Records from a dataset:
┌──

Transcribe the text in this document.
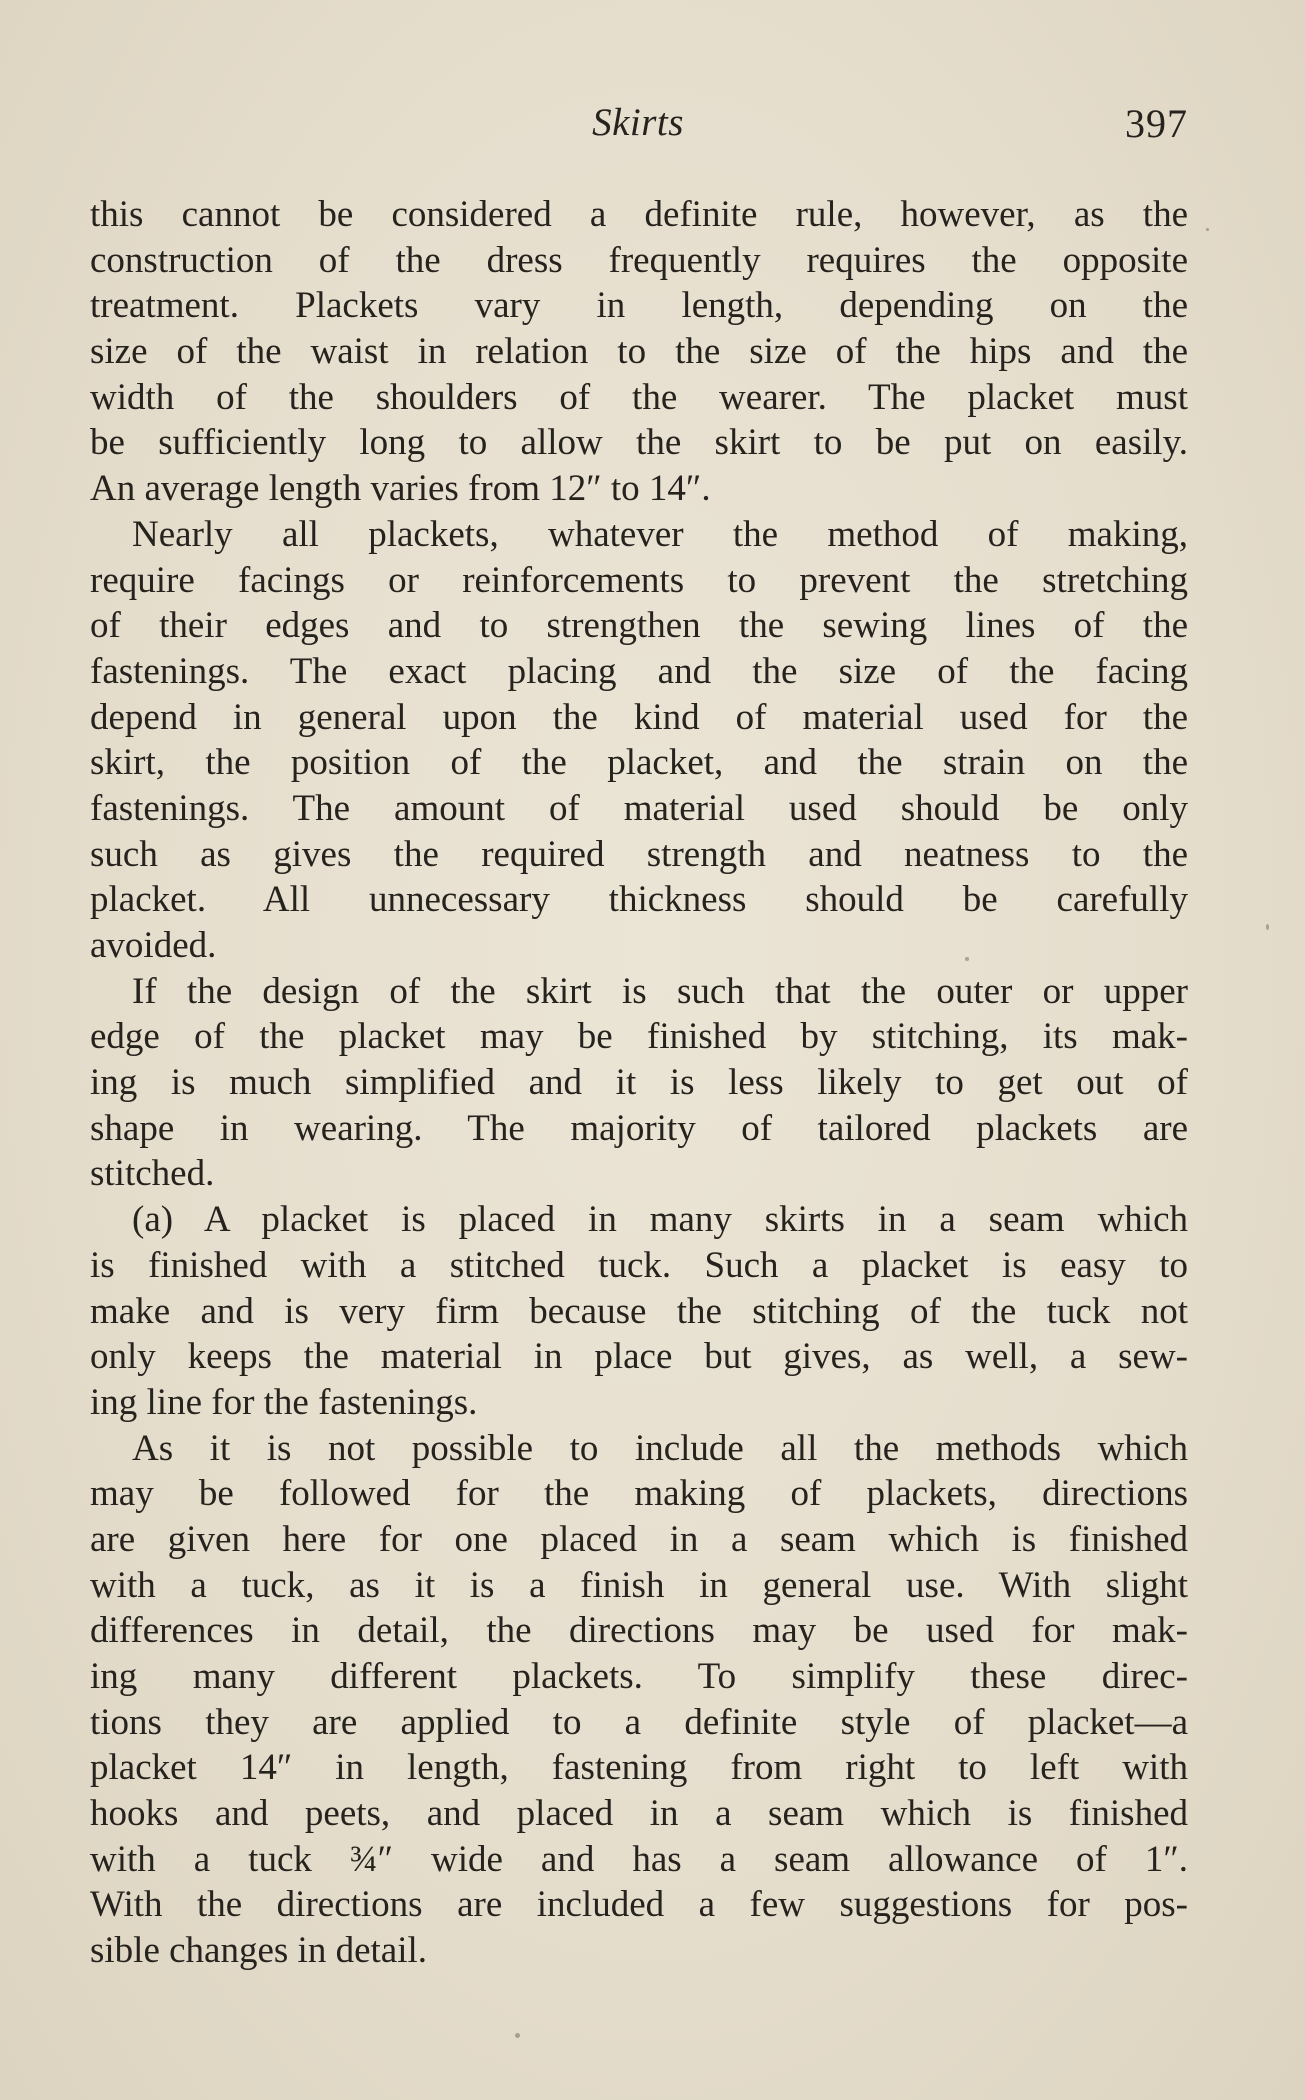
Skirts	397
this cannot be considered a definite rule, however, as the
construction of the dress frequently requires the opposite
treatment. Plackets vary in length, depending on the
size of the waist in relation to the size of the hips and the
width of the shoulders of the wearer. The placket must
be sufficiently long to allow the skirt to be put on easily.
An average length varies from 12″ to 14″.
Nearly all plackets, whatever the method of making,
require facings or reinforcements to prevent the stretching
of their edges and to strengthen the sewing lines of the
fastenings. The exact placing and the size of the facing
depend in general upon the kind of material used for the
skirt, the position of the placket, and the strain on the
fastenings. The amount of material used should be only
such as gives the required strength and neatness to the
placket. All unnecessary thickness should be carefully
avoided.
If the design of the skirt is such that the outer or upper
edge of the placket may be finished by stitching, its mak-
ing is much simplified and it is less likely to get out of
shape in wearing. The majority of tailored plackets are
stitched.
(a) A placket is placed in many skirts in a seam which
is finished with a stitched tuck. Such a placket is easy to
make and is very firm because the stitching of the tuck not
only keeps the material in place but gives, as well, a sew-
ing line for the fastenings.
As it is not possible to include all the methods which
may be followed for the making of plackets, directions
are given here for one placed in a seam which is finished
with a tuck, as it is a finish in general use. With slight
differences in detail, the directions may be used for mak-
ing many different plackets. To simplify these direc-
tions they are applied to a definite style of placket—a
placket 14″ in length, fastening from right to left with
hooks and peets, and placed in a seam which is finished
with a tuck ¾″ wide and has a seam allowance of 1″.
With the directions are included a few suggestions for pos-
sible changes in detail.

└──

Extract the full listing above verbatim; pictures are to be left out of the copy.

Transcribe the text in this document.
Skirts	397
this cannot be considered a definite rule, however, as the
construction of the dress frequently requires the opposite
treatment. Plackets vary in length, depending on the
size of the waist in relation to the size of the hips and the
width of the shoulders of the wearer. The placket must
be sufficiently long to allow the skirt to be put on easily.
An average length varies from 12″ to 14″.
Nearly all plackets, whatever the method of making,
require facings or reinforcements to prevent the stretching
of their edges and to strengthen the sewing lines of the
fastenings. The exact placing and the size of the facing
depend in general upon the kind of material used for the
skirt, the position of the placket, and the strain on the
fastenings. The amount of material used should be only
such as gives the required strength and neatness to the
placket. All unnecessary thickness should be carefully
avoided.
If the design of the skirt is such that the outer or upper
edge of the placket may be finished by stitching, its mak-
ing is much simplified and it is less likely to get out of
shape in wearing. The majority of tailored plackets are
stitched.
(a) A placket is placed in many skirts in a seam which
is finished with a stitched tuck. Such a placket is easy to
make and is very firm because the stitching of the tuck not
only keeps the material in place but gives, as well, a sew-
ing line for the fastenings.
As it is not possible to include all the methods which
may be followed for the making of plackets, directions
are given here for one placed in a seam which is finished
with a tuck, as it is a finish in general use. With slight
differences in detail, the directions may be used for mak-
ing many different plackets. To simplify these direc-
tions they are applied to a definite style of placket—a
placket 14″ in length, fastening from right to left with
hooks and peets, and placed in a seam which is finished
with a tuck ¾″ wide and has a seam allowance of 1″.
With the directions are included a few suggestions for pos-
sible changes in detail.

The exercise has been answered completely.